Copy every entry exactly.

* START *

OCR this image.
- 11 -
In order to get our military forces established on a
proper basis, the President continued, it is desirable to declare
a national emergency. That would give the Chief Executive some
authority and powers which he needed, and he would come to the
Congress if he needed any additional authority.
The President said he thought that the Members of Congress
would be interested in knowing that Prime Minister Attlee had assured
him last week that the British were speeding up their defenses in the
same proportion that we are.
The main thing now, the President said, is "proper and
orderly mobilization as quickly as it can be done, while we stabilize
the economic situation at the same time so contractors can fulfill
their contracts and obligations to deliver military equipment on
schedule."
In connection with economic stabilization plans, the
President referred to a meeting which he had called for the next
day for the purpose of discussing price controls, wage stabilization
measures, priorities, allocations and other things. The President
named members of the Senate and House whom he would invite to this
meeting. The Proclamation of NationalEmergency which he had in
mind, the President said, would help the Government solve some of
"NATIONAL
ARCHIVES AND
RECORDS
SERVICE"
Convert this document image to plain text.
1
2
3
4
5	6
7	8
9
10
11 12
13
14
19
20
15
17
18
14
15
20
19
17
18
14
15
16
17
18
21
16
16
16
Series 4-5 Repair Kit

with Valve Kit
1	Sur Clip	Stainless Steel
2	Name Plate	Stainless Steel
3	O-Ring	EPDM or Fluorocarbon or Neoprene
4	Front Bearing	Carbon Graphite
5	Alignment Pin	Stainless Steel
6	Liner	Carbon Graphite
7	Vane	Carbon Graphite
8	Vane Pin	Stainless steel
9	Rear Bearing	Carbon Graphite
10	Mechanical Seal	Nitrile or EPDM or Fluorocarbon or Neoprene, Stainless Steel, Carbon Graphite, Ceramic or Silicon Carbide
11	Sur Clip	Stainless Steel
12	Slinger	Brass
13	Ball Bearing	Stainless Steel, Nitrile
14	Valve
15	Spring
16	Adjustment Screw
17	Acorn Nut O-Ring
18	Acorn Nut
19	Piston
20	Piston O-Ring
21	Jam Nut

* END *

> Task output
OCR this image.
- 11 -
In order to get our military forces established on a
proper basis, the President continued, it is desirable to declare
a national emergency. That would give the Chief Executive some
authority and powers which he needed, and he would come to the
Congress if he needed any additional authority.
The President said he thought that the Members of Congress
would be interested in knowing that Prime Minister Attlee had assured
him last week that the British were speeding up their defenses in the
same proportion that we are.
The main thing now, the President said, is "proper and
orderly mobilization as quickly as it can be done, while we stabilize
the economic situation at the same time so contractors can fulfill
their contracts and obligations to deliver military equipment on
schedule."
In connection with economic stabilization plans, the
President referred to a meeting which he had called for the next
day for the purpose of discussing price controls, wage stabilization
measures, priorities, allocations and other things. The President
named members of the Senate and House whom he would invite to this
meeting. The Proclamation of NationalEmergency which he had in
mind, the President said, would help the Government solve some of
"NATIONAL
ARCHIVES AND
RECORDS
SERVICE"
Convert this document image to plain text.
1
2
3
4
5	6
7	8
9
10
11 12
13
14
19
20
15
17
18
14
15
20
19
17
18
14
15
16
17
18
21
16
16
16
Series 4-5 Repair Kit

with Valve Kit
1	Sur Clip	Stainless Steel
2	Name Plate	Stainless Steel
3	O-Ring	EPDM or Fluorocarbon or Neoprene
4	Front Bearing	Carbon Graphite
5	Alignment Pin	Stainless Steel
6	Liner	Carbon Graphite
7	Vane	Carbon Graphite
8	Vane Pin	Stainless steel
9	Rear Bearing	Carbon Graphite
10	Mechanical Seal	Nitrile or EPDM or Fluorocarbon or Neoprene, Stainless Steel, Carbon Graphite, Ceramic or Silicon Carbide
11	Sur Clip	Stainless Steel
12	Slinger	Brass
13	Ball Bearing	Stainless Steel, Nitrile
14	Valve
15	Spring
16	Adjustment Screw
17	Acorn Nut O-Ring
18	Acorn Nut
19	Piston
20	Piston O-Ring
21	Jam Nut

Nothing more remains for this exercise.